++++ DATA SUPPLIED ++++

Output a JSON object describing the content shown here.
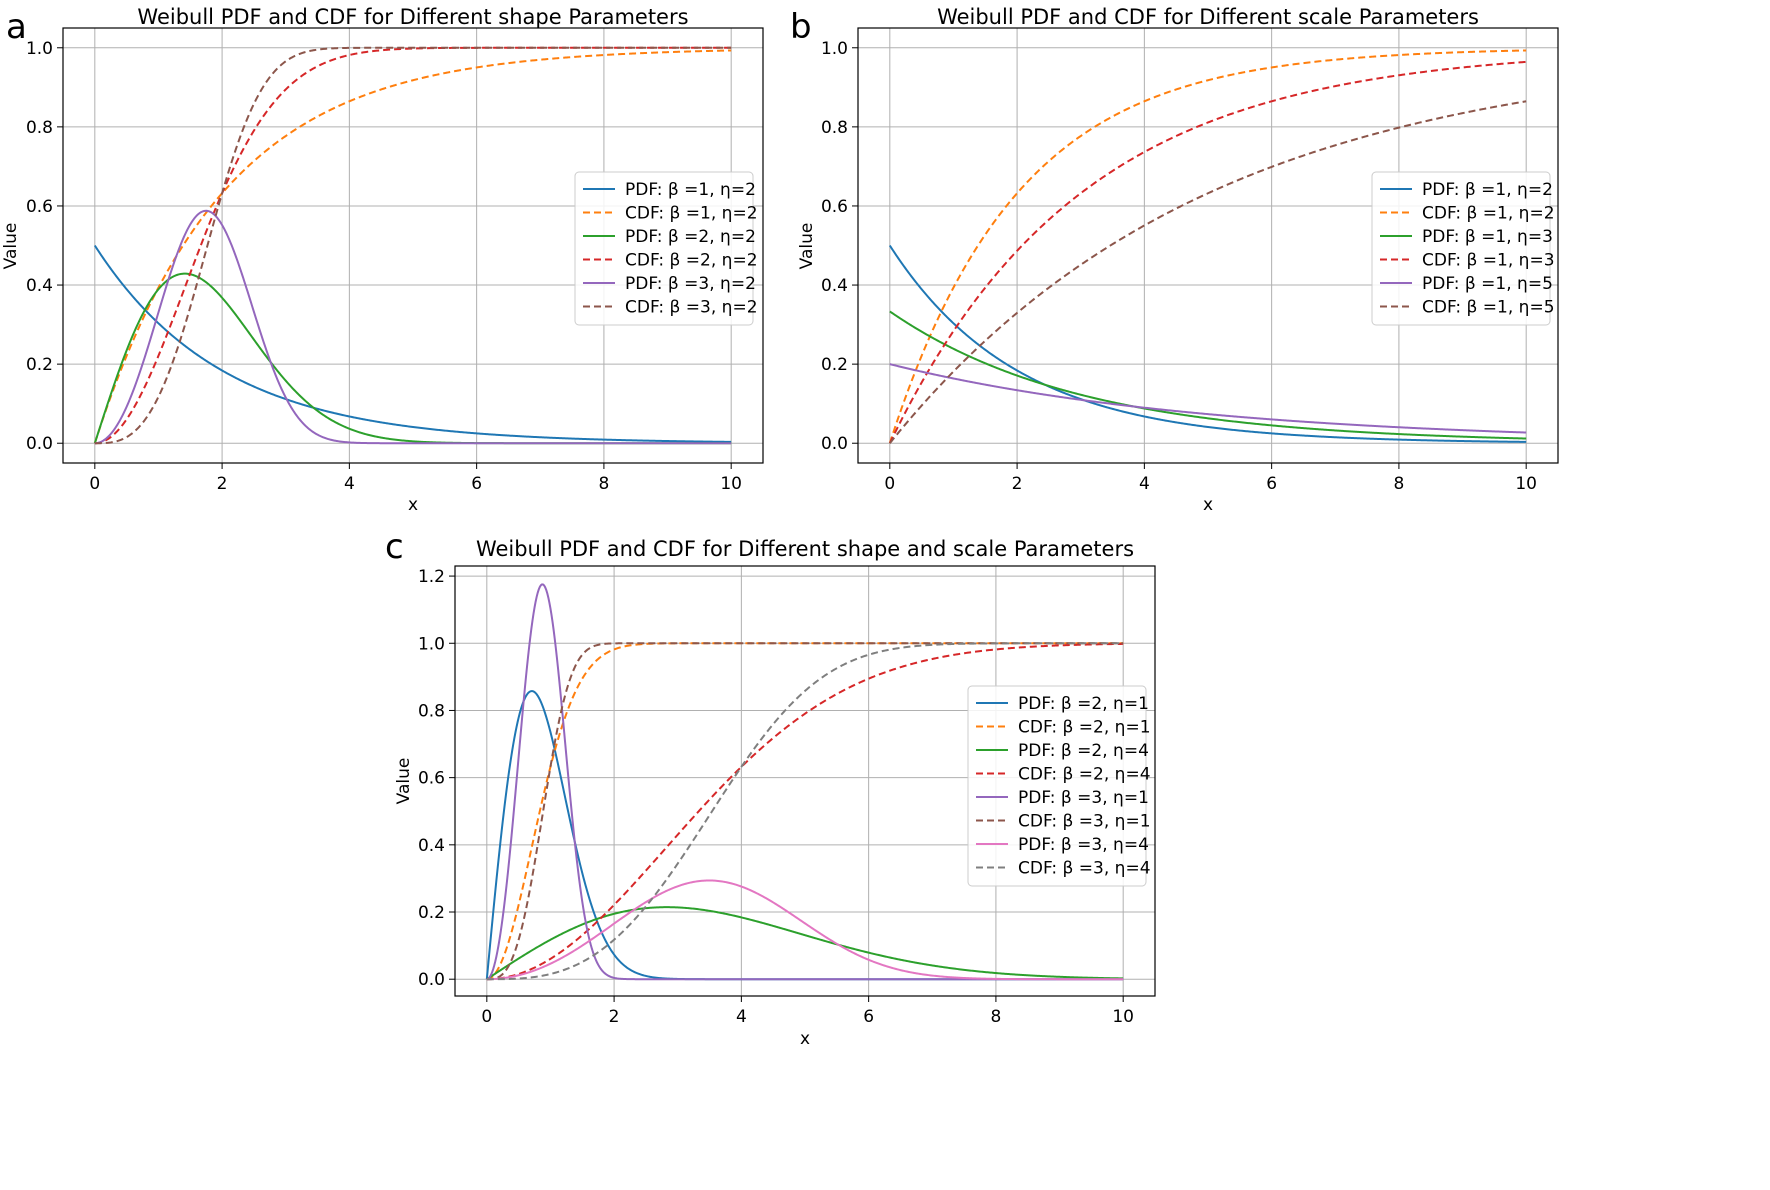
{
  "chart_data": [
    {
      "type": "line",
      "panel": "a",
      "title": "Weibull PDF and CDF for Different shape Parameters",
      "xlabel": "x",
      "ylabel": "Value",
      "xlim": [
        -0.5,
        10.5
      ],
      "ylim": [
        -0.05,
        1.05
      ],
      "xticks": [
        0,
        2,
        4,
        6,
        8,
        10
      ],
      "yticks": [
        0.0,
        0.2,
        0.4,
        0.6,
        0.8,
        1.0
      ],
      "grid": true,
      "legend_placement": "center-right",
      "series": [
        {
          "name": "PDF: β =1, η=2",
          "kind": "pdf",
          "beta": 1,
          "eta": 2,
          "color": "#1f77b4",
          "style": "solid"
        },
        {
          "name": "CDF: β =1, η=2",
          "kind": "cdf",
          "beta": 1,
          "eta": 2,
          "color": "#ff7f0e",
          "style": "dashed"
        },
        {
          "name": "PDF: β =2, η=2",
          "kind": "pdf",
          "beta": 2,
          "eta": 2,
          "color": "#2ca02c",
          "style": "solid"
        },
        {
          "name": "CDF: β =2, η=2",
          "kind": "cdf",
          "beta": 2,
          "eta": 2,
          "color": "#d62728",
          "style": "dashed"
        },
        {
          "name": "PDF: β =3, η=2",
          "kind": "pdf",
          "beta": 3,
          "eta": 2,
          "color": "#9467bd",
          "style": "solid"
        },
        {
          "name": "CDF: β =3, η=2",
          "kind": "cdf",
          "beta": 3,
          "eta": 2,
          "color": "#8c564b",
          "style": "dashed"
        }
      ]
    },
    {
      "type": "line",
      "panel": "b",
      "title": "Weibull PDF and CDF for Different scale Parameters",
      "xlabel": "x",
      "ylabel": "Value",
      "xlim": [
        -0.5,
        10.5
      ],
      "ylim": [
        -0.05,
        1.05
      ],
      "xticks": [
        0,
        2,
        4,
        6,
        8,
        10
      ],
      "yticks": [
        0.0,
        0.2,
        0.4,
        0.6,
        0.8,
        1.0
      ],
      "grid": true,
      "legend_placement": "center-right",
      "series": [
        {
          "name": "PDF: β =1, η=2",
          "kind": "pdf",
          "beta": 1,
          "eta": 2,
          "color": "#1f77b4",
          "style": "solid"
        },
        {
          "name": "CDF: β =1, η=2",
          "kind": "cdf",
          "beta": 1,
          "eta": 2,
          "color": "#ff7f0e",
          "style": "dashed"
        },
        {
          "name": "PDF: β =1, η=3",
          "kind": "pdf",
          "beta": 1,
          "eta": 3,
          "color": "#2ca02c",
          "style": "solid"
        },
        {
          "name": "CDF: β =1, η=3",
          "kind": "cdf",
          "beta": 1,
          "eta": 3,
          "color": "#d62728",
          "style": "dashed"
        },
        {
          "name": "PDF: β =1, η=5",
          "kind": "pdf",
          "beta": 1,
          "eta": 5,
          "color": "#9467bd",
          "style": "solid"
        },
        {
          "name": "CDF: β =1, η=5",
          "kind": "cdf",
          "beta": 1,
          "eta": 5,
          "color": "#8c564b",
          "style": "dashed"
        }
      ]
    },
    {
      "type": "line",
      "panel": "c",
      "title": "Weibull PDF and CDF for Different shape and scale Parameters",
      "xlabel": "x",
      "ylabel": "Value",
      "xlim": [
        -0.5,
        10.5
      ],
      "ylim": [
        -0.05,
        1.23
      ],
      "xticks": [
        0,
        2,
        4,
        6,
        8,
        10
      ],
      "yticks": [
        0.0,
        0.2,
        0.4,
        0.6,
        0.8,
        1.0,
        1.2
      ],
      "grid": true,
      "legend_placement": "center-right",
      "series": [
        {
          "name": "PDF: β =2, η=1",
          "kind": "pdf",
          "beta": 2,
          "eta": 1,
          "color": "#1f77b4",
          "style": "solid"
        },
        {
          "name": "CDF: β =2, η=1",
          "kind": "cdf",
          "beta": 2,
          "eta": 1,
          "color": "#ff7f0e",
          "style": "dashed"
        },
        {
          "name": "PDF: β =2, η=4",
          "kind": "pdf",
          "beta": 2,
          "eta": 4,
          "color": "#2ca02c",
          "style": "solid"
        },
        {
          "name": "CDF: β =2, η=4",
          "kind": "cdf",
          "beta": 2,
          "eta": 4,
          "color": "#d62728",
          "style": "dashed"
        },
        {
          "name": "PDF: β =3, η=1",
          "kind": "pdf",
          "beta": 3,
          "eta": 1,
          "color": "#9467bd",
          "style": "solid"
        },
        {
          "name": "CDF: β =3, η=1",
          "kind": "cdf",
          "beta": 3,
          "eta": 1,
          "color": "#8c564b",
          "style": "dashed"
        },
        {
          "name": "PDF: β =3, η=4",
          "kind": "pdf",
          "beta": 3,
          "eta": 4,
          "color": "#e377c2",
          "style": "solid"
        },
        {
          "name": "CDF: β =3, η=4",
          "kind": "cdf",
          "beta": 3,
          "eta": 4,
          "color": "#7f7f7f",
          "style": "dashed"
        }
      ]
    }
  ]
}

++++

● THE TASK: Copy the material shown above in full and exactly. Skip the pictures.

● ANSWER:
Output a JSON object describing the content shown here.
{
  "chart_data": [
    {
      "type": "line",
      "panel": "a",
      "title": "Weibull PDF and CDF for Different shape Parameters",
      "xlabel": "x",
      "ylabel": "Value",
      "xlim": [
        -0.5,
        10.5
      ],
      "ylim": [
        -0.05,
        1.05
      ],
      "xticks": [
        0,
        2,
        4,
        6,
        8,
        10
      ],
      "yticks": [
        0.0,
        0.2,
        0.4,
        0.6,
        0.8,
        1.0
      ],
      "grid": true,
      "legend_placement": "center-right",
      "series": [
        {
          "name": "PDF: β =1, η=2",
          "kind": "pdf",
          "beta": 1,
          "eta": 2,
          "color": "#1f77b4",
          "style": "solid"
        },
        {
          "name": "CDF: β =1, η=2",
          "kind": "cdf",
          "beta": 1,
          "eta": 2,
          "color": "#ff7f0e",
          "style": "dashed"
        },
        {
          "name": "PDF: β =2, η=2",
          "kind": "pdf",
          "beta": 2,
          "eta": 2,
          "color": "#2ca02c",
          "style": "solid"
        },
        {
          "name": "CDF: β =2, η=2",
          "kind": "cdf",
          "beta": 2,
          "eta": 2,
          "color": "#d62728",
          "style": "dashed"
        },
        {
          "name": "PDF: β =3, η=2",
          "kind": "pdf",
          "beta": 3,
          "eta": 2,
          "color": "#9467bd",
          "style": "solid"
        },
        {
          "name": "CDF: β =3, η=2",
          "kind": "cdf",
          "beta": 3,
          "eta": 2,
          "color": "#8c564b",
          "style": "dashed"
        }
      ]
    },
    {
      "type": "line",
      "panel": "b",
      "title": "Weibull PDF and CDF for Different scale Parameters",
      "xlabel": "x",
      "ylabel": "Value",
      "xlim": [
        -0.5,
        10.5
      ],
      "ylim": [
        -0.05,
        1.05
      ],
      "xticks": [
        0,
        2,
        4,
        6,
        8,
        10
      ],
      "yticks": [
        0.0,
        0.2,
        0.4,
        0.6,
        0.8,
        1.0
      ],
      "grid": true,
      "legend_placement": "center-right",
      "series": [
        {
          "name": "PDF: β =1, η=2",
          "kind": "pdf",
          "beta": 1,
          "eta": 2,
          "color": "#1f77b4",
          "style": "solid"
        },
        {
          "name": "CDF: β =1, η=2",
          "kind": "cdf",
          "beta": 1,
          "eta": 2,
          "color": "#ff7f0e",
          "style": "dashed"
        },
        {
          "name": "PDF: β =1, η=3",
          "kind": "pdf",
          "beta": 1,
          "eta": 3,
          "color": "#2ca02c",
          "style": "solid"
        },
        {
          "name": "CDF: β =1, η=3",
          "kind": "cdf",
          "beta": 1,
          "eta": 3,
          "color": "#d62728",
          "style": "dashed"
        },
        {
          "name": "PDF: β =1, η=5",
          "kind": "pdf",
          "beta": 1,
          "eta": 5,
          "color": "#9467bd",
          "style": "solid"
        },
        {
          "name": "CDF: β =1, η=5",
          "kind": "cdf",
          "beta": 1,
          "eta": 5,
          "color": "#8c564b",
          "style": "dashed"
        }
      ]
    },
    {
      "type": "line",
      "panel": "c",
      "title": "Weibull PDF and CDF for Different shape and scale Parameters",
      "xlabel": "x",
      "ylabel": "Value",
      "xlim": [
        -0.5,
        10.5
      ],
      "ylim": [
        -0.05,
        1.23
      ],
      "xticks": [
        0,
        2,
        4,
        6,
        8,
        10
      ],
      "yticks": [
        0.0,
        0.2,
        0.4,
        0.6,
        0.8,
        1.0,
        1.2
      ],
      "grid": true,
      "legend_placement": "center-right",
      "series": [
        {
          "name": "PDF: β =2, η=1",
          "kind": "pdf",
          "beta": 2,
          "eta": 1,
          "color": "#1f77b4",
          "style": "solid"
        },
        {
          "name": "CDF: β =2, η=1",
          "kind": "cdf",
          "beta": 2,
          "eta": 1,
          "color": "#ff7f0e",
          "style": "dashed"
        },
        {
          "name": "PDF: β =2, η=4",
          "kind": "pdf",
          "beta": 2,
          "eta": 4,
          "color": "#2ca02c",
          "style": "solid"
        },
        {
          "name": "CDF: β =2, η=4",
          "kind": "cdf",
          "beta": 2,
          "eta": 4,
          "color": "#d62728",
          "style": "dashed"
        },
        {
          "name": "PDF: β =3, η=1",
          "kind": "pdf",
          "beta": 3,
          "eta": 1,
          "color": "#9467bd",
          "style": "solid"
        },
        {
          "name": "CDF: β =3, η=1",
          "kind": "cdf",
          "beta": 3,
          "eta": 1,
          "color": "#8c564b",
          "style": "dashed"
        },
        {
          "name": "PDF: β =3, η=4",
          "kind": "pdf",
          "beta": 3,
          "eta": 4,
          "color": "#e377c2",
          "style": "solid"
        },
        {
          "name": "CDF: β =3, η=4",
          "kind": "cdf",
          "beta": 3,
          "eta": 4,
          "color": "#7f7f7f",
          "style": "dashed"
        }
      ]
    }
  ]
}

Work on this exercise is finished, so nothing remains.